**TASK OBJECTIVE**
Select all lines holding the word "text" from the entries that follow.

[Extracted records]
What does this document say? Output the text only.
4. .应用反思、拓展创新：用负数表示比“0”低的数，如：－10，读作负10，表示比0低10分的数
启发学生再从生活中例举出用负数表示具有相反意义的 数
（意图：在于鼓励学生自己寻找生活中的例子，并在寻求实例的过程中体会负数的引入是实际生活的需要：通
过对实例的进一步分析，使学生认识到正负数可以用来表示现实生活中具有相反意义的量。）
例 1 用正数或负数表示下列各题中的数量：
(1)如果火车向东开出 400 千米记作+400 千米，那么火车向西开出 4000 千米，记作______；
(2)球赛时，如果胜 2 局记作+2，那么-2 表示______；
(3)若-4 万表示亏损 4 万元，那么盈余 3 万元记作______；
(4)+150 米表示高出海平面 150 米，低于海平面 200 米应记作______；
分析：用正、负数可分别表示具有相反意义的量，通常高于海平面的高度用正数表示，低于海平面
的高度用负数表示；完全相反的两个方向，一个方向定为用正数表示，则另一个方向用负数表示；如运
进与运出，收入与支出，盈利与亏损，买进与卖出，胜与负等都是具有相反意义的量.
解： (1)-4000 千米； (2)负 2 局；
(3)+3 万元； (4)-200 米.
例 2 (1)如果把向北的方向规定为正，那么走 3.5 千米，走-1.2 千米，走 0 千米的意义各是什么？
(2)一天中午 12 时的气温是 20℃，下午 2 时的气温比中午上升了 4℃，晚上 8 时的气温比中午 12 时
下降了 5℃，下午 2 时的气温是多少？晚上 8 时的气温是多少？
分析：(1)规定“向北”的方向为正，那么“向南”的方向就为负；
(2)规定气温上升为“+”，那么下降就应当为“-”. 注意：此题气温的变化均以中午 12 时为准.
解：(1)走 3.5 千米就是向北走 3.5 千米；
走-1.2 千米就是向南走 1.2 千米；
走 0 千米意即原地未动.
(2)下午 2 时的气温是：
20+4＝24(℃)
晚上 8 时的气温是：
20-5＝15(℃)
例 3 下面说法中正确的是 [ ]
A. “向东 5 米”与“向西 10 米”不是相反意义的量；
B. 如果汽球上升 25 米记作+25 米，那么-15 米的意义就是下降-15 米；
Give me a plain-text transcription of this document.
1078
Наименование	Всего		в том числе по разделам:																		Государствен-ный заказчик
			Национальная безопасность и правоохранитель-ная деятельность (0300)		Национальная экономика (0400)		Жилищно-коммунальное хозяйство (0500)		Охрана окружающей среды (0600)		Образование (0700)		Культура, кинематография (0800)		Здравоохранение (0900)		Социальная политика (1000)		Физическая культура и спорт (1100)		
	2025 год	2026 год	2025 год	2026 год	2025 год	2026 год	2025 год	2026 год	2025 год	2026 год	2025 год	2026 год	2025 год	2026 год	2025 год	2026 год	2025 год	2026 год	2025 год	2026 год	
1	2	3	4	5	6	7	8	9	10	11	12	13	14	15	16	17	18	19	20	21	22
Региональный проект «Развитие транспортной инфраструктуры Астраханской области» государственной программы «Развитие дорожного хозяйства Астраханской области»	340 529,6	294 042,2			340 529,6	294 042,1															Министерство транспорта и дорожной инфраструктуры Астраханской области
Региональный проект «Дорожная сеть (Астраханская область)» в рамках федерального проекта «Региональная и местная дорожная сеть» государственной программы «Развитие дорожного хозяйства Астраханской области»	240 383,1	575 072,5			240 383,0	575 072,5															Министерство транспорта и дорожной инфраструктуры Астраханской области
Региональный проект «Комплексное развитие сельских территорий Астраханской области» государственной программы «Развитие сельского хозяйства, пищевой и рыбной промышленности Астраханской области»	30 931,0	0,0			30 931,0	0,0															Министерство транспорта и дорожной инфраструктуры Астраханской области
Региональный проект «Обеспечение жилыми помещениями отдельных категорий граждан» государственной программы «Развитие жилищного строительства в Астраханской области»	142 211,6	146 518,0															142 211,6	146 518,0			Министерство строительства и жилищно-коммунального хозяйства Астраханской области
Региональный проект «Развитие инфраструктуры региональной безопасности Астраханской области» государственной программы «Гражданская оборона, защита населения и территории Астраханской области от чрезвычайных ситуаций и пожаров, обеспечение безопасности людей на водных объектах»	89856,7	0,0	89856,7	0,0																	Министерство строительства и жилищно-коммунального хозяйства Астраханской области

**FULL OUTPUT**
What does this document say? Output the text only.
Give me a plain-text transcription of this document.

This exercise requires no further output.